### Items listed in a dataset
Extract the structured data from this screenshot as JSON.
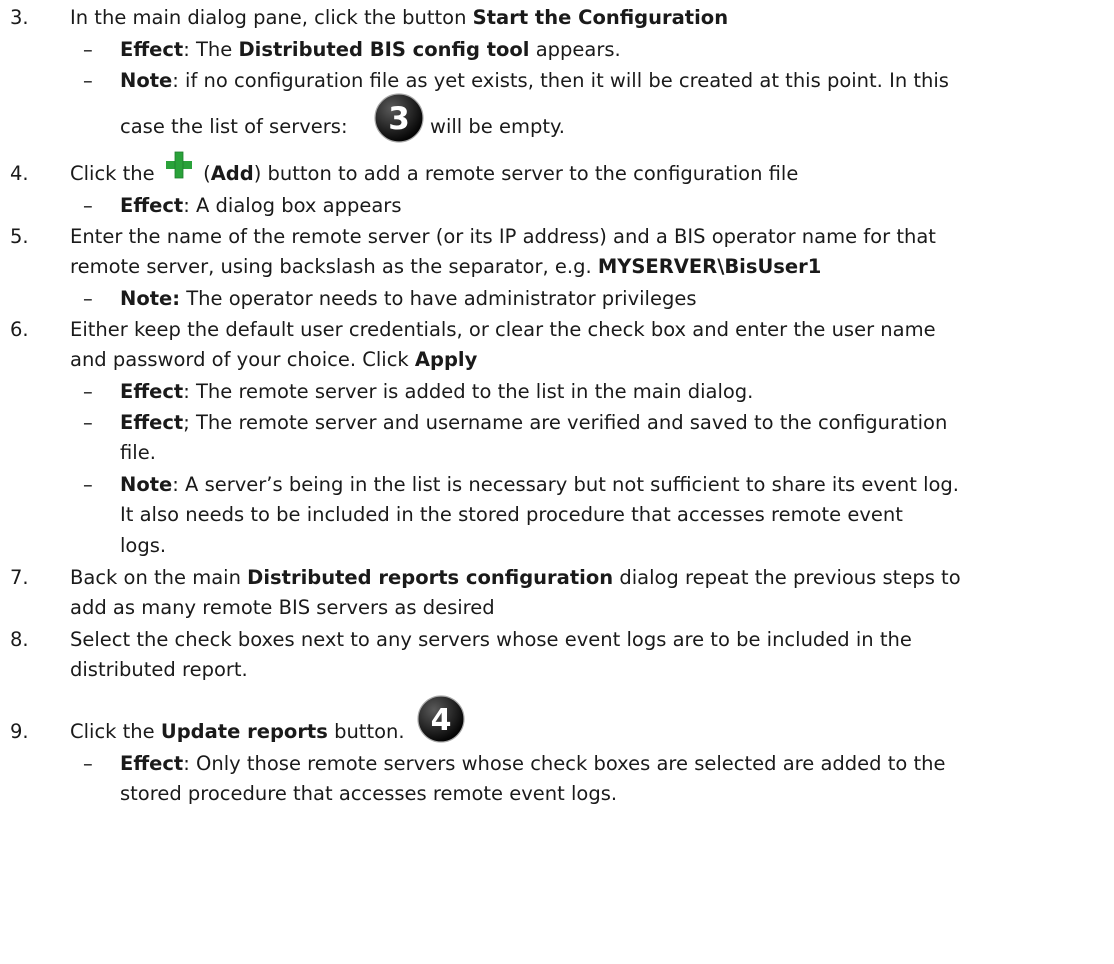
{
  "badges": {
    "three": "3",
    "four": "4"
  },
  "colors": {
    "plus_icon": "#2aa23a",
    "badge": "#111111",
    "text": "#1a1a1a"
  },
  "steps": [
    {
      "number": "3.",
      "parts": [
        "In the main dialog pane, click the button ",
        "Start the Configuration"
      ],
      "bullets": [
        {
          "dash": "–",
          "bold": "Effect",
          "rest": ": The ",
          "bold2": "Distributed BIS config tool",
          "rest2": " appears."
        },
        {
          "dash": "–",
          "bold": "Note",
          "rest": ": if no configuration file as yet exists, then it will be created at this point. In this",
          "cont_a": "case the list of servers: ",
          "cont_b": " will be empty."
        }
      ]
    },
    {
      "number": "4.",
      "parts": [
        "Click the ",
        " (",
        "Add",
        ") button to add a remote server to the configuration file"
      ],
      "bullets": [
        {
          "dash": "–",
          "bold": "Effect",
          "rest": ": A dialog box appears"
        }
      ]
    },
    {
      "number": "5.",
      "line1": "Enter the name of the remote server (or its IP address) and a BIS operator name for that",
      "line2": "remote server, using backslash as the separator, e.g. ",
      "line2_bold": "MYSERVER\\BisUser1",
      "bullets": [
        {
          "dash": "–",
          "bold": "Note:",
          "rest": " The operator needs to have administrator privileges"
        }
      ]
    },
    {
      "number": "6.",
      "line1": "Either keep the default user credentials, or clear the check box and enter the user name",
      "line2": "and password of your choice. Click ",
      "line2_bold": "Apply",
      "bullets": [
        {
          "dash": "–",
          "bold": "Effect",
          "rest": ": The remote server is added to the list in the main dialog."
        },
        {
          "dash": "–",
          "bold": "Effect",
          "rest": "; The remote server and username are verified and saved to the configuration",
          "cont": "file."
        },
        {
          "dash": "–",
          "bold": "Note",
          "rest": ": A server’s being in the list is necessary but not sufficient to share its event log.",
          "cont": "It also needs to be included in the stored procedure that accesses remote event",
          "cont2": "logs."
        }
      ]
    },
    {
      "number": "7.",
      "line1_a": "Back on the main ",
      "line1_bold": "Distributed reports configuration",
      "line1_b": " dialog repeat the previous steps to",
      "line2": "add as many remote BIS servers as desired"
    },
    {
      "number": "8.",
      "line1": "Select the check boxes next to any servers whose event logs are to be included in the",
      "line2": "distributed report."
    },
    {
      "number": "9.",
      "parts": [
        "Click the ",
        "Update reports",
        " button. "
      ],
      "bullets": [
        {
          "dash": "–",
          "bold": "Effect",
          "rest": ": Only those remote servers whose check boxes are selected are added to the",
          "cont": "stored procedure that accesses remote event logs."
        }
      ]
    }
  ]
}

### WHAT IS REQUIRED
For each line above that contains the word "included", copy that line.

### COMPLETE OUTPUT
          "cont": "It also needs to be included in the stored procedure that accesses remote event",
      "line1": "Select the check boxes next to any servers whose event logs are to be included in the",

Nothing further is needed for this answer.